* Start *
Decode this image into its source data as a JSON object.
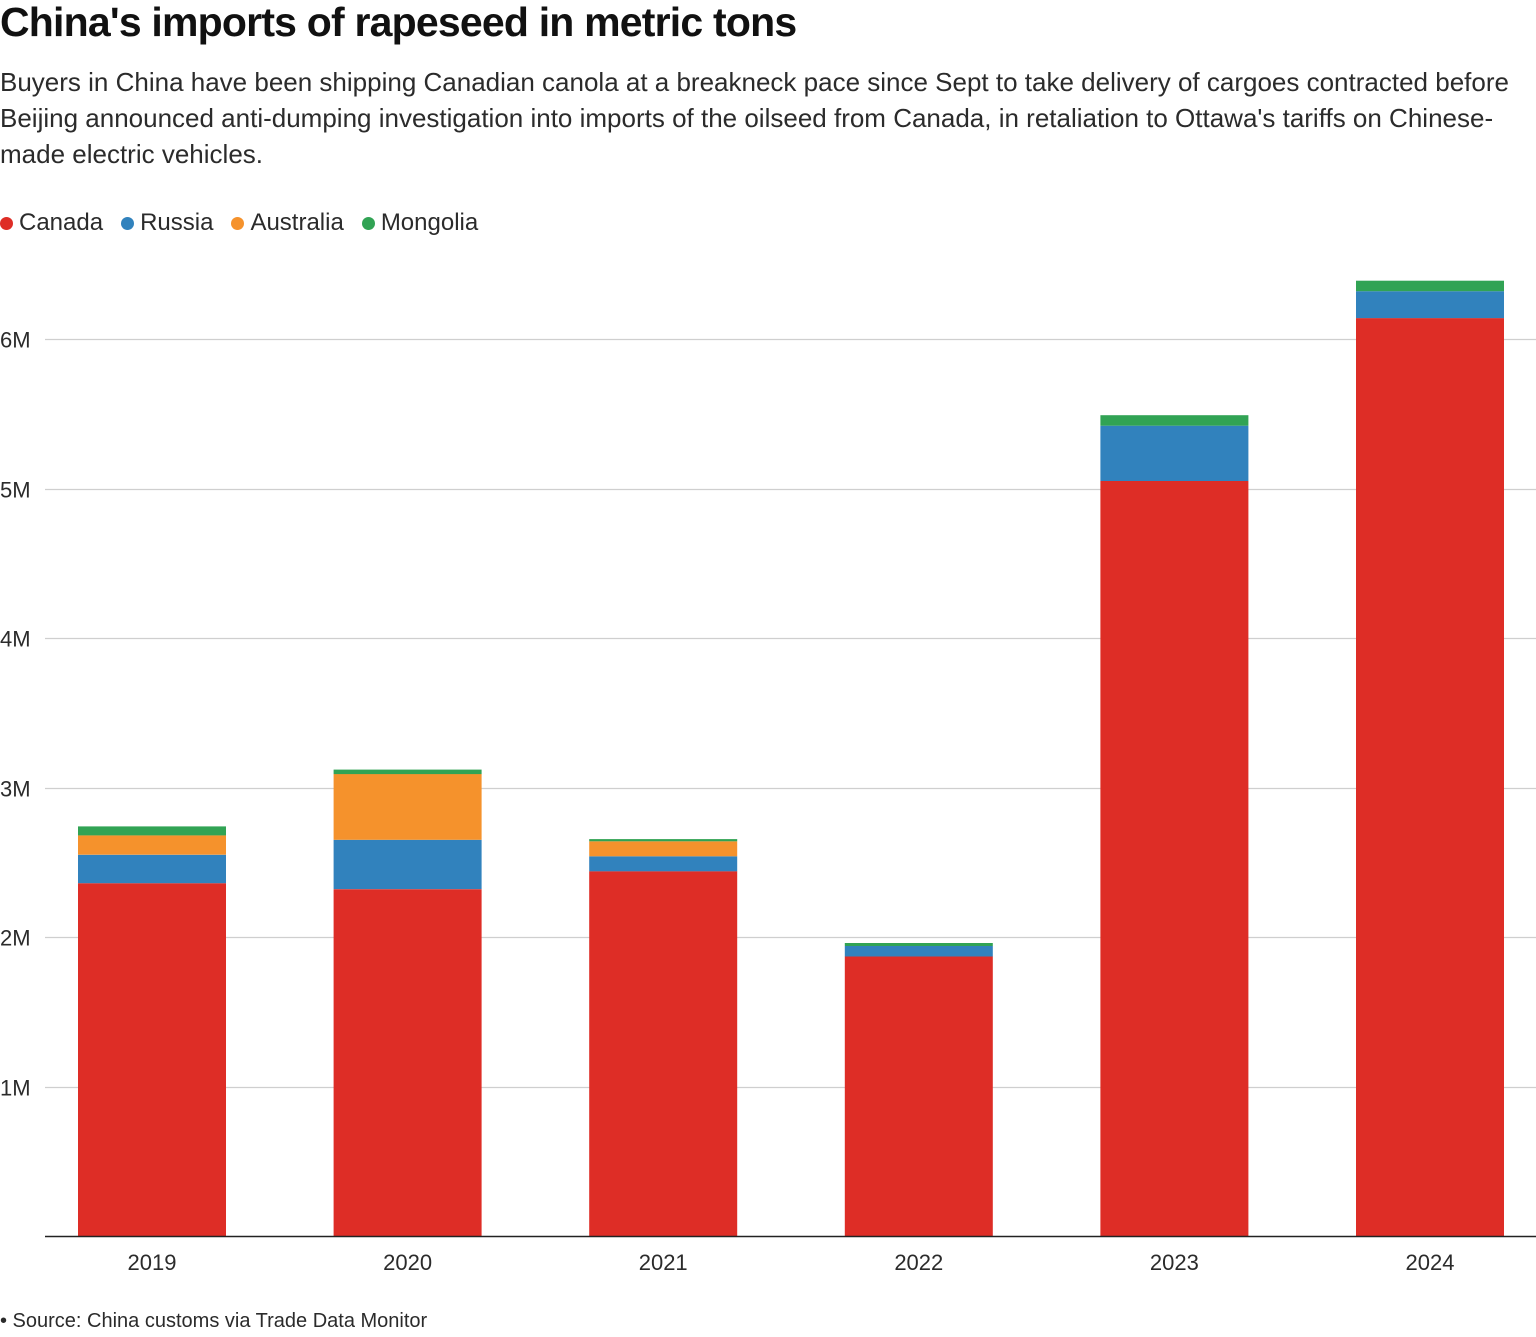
{
  "header": {
    "title": "China's imports of rapeseed in metric tons",
    "subtitle": "Buyers in China have been shipping Canadian canola at a breakneck pace since Sept to take delivery of cargoes contracted before Beijing announced anti-dumping investigation into imports of the oilseed from Canada, in retaliation to Ottawa's tariffs on Chinese-made electric vehicles."
  },
  "legend": {
    "items": [
      {
        "label": "Canada",
        "color": "#de2d26"
      },
      {
        "label": "Russia",
        "color": "#3182bd"
      },
      {
        "label": "Australia",
        "color": "#f5922c"
      },
      {
        "label": "Mongolia",
        "color": "#31a354"
      }
    ]
  },
  "footer": {
    "source": "• Source: China customs via Trade Data Monitor"
  },
  "chart_data": {
    "type": "bar",
    "stacked": true,
    "title": "China's imports of rapeseed in metric tons",
    "xlabel": "",
    "ylabel": "",
    "categories": [
      "2019",
      "2020",
      "2021",
      "2022",
      "2023",
      "2024"
    ],
    "series": [
      {
        "name": "Canada",
        "color": "#de2d26",
        "values": [
          2360000,
          2320000,
          2440000,
          1870000,
          5050000,
          6140000
        ]
      },
      {
        "name": "Russia",
        "color": "#3182bd",
        "values": [
          190000,
          330000,
          100000,
          70000,
          370000,
          180000
        ]
      },
      {
        "name": "Australia",
        "color": "#f5922c",
        "values": [
          130000,
          440000,
          100000,
          0,
          0,
          0
        ]
      },
      {
        "name": "Mongolia",
        "color": "#31a354",
        "values": [
          60000,
          30000,
          15000,
          20000,
          70000,
          70000
        ]
      }
    ],
    "ylim": [
      0,
      6500000
    ],
    "yticks": [
      1000000,
      2000000,
      3000000,
      4000000,
      5000000,
      6000000
    ],
    "ytick_labels": [
      "1M",
      "2M",
      "3M",
      "4M",
      "5M",
      "6M"
    ],
    "grid": true,
    "legend_position": "top-left"
  }
}
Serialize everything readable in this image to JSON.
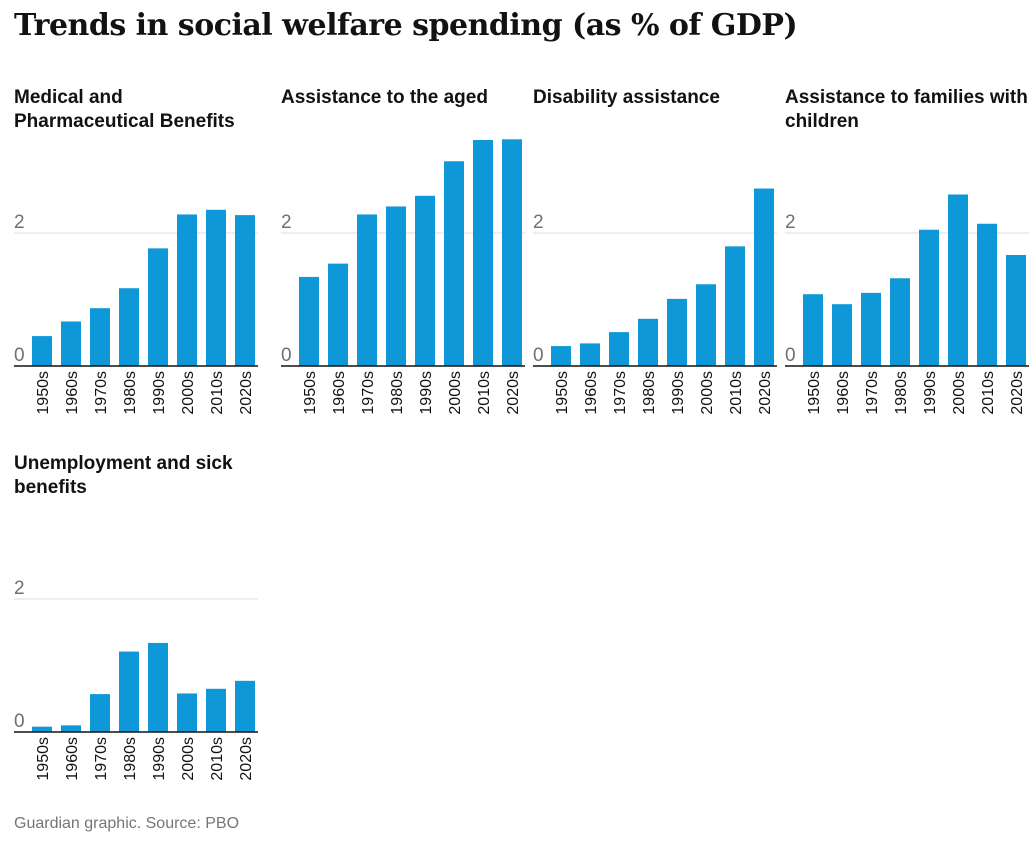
* End *
◆ **What the exercise asks**:
Select and copy every line of the material that holds the string "source".

◆ **Solution for this task**:
Decode this image into its source data as a JSON object.
    "source": "• Source: China customs via Trade Data Monitor"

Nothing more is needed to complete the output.